Task brief | After locating the line that contains "Give bounding boxes" in the listing below, write out that line and every following line exactly, with no other output.
= Beginning of Section =
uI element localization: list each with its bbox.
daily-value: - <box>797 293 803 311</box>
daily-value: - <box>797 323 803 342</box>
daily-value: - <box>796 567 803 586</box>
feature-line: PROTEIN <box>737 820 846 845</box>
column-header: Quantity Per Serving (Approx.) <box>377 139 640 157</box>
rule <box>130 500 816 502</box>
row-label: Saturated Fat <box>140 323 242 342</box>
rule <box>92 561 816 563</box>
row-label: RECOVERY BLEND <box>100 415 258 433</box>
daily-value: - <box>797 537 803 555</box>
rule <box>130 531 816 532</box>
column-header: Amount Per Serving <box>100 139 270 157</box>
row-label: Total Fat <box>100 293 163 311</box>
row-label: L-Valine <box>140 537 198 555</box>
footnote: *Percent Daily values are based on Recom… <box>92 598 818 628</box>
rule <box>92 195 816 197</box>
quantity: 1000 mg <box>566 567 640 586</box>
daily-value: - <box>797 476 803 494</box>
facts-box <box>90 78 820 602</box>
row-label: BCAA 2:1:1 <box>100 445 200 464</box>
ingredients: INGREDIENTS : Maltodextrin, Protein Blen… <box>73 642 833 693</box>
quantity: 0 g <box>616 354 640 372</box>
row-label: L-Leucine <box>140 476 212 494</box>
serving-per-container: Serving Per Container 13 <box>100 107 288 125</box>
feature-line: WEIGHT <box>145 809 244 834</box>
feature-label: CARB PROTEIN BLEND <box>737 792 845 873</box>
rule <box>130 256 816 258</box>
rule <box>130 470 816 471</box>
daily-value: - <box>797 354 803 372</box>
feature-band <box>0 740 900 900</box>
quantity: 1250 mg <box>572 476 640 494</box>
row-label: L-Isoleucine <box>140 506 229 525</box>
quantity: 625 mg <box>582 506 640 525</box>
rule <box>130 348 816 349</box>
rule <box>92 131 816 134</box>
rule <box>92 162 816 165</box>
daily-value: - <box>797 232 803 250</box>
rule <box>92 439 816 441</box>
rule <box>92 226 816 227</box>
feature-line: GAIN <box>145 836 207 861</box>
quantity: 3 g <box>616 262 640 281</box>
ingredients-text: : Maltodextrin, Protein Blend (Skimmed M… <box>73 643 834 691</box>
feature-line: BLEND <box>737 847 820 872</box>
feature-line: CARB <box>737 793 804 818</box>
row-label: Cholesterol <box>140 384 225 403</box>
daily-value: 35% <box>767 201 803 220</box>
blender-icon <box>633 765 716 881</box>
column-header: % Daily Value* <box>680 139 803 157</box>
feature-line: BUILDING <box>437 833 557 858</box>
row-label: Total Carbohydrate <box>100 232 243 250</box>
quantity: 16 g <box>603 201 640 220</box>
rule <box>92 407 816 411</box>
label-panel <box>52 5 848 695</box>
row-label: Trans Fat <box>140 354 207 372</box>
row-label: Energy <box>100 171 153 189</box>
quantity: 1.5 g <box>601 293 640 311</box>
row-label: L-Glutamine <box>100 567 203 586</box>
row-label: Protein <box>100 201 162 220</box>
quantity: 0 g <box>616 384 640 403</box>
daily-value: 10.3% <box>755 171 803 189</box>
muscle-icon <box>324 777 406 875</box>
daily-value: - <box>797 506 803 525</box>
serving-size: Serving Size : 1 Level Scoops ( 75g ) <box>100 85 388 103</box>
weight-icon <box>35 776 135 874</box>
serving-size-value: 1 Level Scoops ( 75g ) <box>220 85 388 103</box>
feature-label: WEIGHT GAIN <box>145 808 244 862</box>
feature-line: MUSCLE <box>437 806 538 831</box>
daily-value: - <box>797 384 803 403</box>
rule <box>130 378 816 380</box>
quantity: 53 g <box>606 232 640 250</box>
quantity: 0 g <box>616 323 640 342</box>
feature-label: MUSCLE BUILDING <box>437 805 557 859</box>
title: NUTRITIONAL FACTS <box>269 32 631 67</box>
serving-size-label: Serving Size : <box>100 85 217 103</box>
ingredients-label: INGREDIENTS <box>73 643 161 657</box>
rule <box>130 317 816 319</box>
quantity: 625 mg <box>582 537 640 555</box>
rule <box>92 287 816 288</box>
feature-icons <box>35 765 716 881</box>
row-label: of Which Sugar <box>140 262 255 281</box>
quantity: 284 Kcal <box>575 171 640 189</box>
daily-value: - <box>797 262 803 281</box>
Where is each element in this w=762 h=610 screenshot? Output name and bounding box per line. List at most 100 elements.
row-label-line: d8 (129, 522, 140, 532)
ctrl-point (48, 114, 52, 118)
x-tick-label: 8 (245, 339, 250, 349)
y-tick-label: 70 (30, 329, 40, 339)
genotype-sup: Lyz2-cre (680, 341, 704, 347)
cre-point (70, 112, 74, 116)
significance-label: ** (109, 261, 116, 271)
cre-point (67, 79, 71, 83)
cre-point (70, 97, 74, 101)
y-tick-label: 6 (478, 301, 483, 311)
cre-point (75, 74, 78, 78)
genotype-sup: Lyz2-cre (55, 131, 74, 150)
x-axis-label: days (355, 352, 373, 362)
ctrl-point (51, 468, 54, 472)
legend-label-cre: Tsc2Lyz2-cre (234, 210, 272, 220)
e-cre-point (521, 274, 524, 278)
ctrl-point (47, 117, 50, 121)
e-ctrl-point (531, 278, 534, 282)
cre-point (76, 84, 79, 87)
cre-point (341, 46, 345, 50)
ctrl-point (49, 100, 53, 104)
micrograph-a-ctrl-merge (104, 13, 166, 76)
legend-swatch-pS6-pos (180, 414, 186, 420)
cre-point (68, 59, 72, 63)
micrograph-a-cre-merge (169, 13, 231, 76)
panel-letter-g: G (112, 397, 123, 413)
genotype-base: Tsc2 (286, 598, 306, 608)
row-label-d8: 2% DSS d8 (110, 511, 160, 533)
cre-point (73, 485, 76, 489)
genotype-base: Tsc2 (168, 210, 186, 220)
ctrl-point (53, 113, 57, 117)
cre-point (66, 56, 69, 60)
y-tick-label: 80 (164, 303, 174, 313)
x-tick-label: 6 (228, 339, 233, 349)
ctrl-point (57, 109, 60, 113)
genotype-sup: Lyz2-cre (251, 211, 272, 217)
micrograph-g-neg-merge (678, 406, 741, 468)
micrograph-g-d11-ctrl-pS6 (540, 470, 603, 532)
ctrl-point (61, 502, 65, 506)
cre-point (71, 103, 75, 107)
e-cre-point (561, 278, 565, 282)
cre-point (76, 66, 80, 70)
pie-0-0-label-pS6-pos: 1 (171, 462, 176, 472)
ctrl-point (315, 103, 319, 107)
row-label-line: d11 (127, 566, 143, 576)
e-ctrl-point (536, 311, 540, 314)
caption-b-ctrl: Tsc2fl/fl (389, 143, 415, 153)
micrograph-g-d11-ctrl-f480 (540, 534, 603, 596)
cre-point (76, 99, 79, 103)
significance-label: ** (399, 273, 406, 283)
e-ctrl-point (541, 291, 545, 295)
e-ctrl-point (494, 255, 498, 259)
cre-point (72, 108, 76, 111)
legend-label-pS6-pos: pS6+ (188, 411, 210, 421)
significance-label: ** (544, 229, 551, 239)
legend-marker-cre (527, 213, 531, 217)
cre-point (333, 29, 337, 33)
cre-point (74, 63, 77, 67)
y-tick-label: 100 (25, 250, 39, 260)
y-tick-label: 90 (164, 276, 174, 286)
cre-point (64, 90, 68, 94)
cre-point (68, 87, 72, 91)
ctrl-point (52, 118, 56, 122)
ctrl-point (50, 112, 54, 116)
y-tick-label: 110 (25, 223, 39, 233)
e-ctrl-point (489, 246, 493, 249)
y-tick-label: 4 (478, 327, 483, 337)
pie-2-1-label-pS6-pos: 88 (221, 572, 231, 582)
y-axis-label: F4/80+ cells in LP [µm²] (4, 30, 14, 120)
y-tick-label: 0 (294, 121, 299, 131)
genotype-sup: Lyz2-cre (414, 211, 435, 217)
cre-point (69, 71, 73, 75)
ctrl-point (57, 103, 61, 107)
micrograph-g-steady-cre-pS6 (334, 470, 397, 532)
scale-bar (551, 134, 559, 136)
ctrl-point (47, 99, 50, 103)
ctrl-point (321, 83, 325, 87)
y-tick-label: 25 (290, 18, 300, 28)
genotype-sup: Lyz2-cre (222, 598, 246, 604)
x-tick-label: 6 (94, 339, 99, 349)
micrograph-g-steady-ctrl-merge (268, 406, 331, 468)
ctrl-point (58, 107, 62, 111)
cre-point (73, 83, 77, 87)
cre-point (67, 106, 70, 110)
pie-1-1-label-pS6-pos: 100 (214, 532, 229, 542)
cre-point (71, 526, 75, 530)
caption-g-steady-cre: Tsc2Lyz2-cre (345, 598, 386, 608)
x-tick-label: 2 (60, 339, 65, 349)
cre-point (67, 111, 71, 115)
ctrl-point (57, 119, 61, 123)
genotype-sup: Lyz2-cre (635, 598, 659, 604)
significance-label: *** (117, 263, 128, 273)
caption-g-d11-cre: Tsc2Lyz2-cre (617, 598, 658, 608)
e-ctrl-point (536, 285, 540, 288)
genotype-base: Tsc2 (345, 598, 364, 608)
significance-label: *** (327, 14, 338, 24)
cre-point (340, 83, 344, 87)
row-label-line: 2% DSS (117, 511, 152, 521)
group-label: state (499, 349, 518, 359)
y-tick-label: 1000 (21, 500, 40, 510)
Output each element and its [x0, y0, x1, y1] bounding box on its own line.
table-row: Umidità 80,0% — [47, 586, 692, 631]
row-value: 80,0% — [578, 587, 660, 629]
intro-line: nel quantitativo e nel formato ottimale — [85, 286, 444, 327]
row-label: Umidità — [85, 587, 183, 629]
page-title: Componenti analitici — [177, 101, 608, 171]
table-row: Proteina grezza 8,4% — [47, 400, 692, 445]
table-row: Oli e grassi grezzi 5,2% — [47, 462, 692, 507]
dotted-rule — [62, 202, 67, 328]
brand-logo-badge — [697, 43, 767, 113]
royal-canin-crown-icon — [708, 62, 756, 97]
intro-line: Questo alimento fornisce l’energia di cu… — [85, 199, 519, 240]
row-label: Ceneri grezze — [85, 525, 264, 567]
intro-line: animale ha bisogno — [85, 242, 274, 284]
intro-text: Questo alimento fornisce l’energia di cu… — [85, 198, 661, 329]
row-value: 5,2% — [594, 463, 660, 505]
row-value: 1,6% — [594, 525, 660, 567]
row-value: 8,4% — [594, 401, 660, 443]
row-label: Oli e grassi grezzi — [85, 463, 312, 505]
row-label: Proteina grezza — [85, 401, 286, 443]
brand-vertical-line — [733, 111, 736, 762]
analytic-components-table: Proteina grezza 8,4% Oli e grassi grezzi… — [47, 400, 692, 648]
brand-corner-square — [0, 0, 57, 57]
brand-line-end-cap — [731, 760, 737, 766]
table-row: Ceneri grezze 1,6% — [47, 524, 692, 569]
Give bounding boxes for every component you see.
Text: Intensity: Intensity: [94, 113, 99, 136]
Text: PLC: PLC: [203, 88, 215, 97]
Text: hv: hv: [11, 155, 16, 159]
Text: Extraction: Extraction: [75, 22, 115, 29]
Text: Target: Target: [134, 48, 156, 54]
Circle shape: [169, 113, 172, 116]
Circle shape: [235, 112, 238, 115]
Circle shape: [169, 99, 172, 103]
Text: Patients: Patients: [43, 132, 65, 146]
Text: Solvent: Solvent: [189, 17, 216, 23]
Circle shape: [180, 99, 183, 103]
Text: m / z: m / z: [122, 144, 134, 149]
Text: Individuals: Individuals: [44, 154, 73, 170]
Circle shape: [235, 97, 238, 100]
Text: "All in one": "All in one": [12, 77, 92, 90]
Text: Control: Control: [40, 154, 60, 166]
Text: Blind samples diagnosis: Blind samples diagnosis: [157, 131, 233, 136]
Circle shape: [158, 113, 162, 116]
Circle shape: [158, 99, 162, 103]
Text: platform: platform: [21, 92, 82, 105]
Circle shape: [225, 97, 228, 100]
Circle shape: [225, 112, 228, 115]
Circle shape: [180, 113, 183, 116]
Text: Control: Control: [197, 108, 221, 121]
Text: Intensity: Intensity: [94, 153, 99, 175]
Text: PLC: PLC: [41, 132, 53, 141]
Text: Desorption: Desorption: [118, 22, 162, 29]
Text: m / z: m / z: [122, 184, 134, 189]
= End of Section =
Solution |
Give bounding boxes for every component you see.
Text: Intensity: Intensity: [94, 113, 99, 136]
Text: PLC: PLC: [203, 88, 215, 97]
Text: hv: hv: [11, 155, 16, 159]
Text: Extraction: Extraction: [75, 22, 115, 29]
Text: Target: Target: [134, 48, 156, 54]
Circle shape: [169, 113, 172, 116]
Circle shape: [235, 112, 238, 115]
Circle shape: [169, 99, 172, 103]
Text: Patients: Patients: [43, 132, 65, 146]
Text: Solvent: Solvent: [189, 17, 216, 23]
Circle shape: [180, 99, 183, 103]
Text: m / z: m / z: [122, 144, 134, 149]
Text: Individuals: Individuals: [44, 154, 73, 170]
Circle shape: [235, 97, 238, 100]
Text: "All in one": "All in one": [12, 77, 92, 90]
Text: Control: Control: [40, 154, 60, 166]
Text: Blind samples diagnosis: Blind samples diagnosis: [157, 131, 233, 136]
Circle shape: [158, 113, 162, 116]
Circle shape: [158, 99, 162, 103]
Text: platform: platform: [21, 92, 82, 105]
Circle shape: [225, 97, 228, 100]
Circle shape: [225, 112, 228, 115]
Circle shape: [180, 113, 183, 116]
Text: Control: Control: [197, 108, 221, 121]
Text: Intensity: Intensity: [94, 153, 99, 175]
Text: PLC: PLC: [41, 132, 53, 141]
Text: Desorption: Desorption: [118, 22, 162, 29]
Text: m / z: m / z: [122, 184, 134, 189]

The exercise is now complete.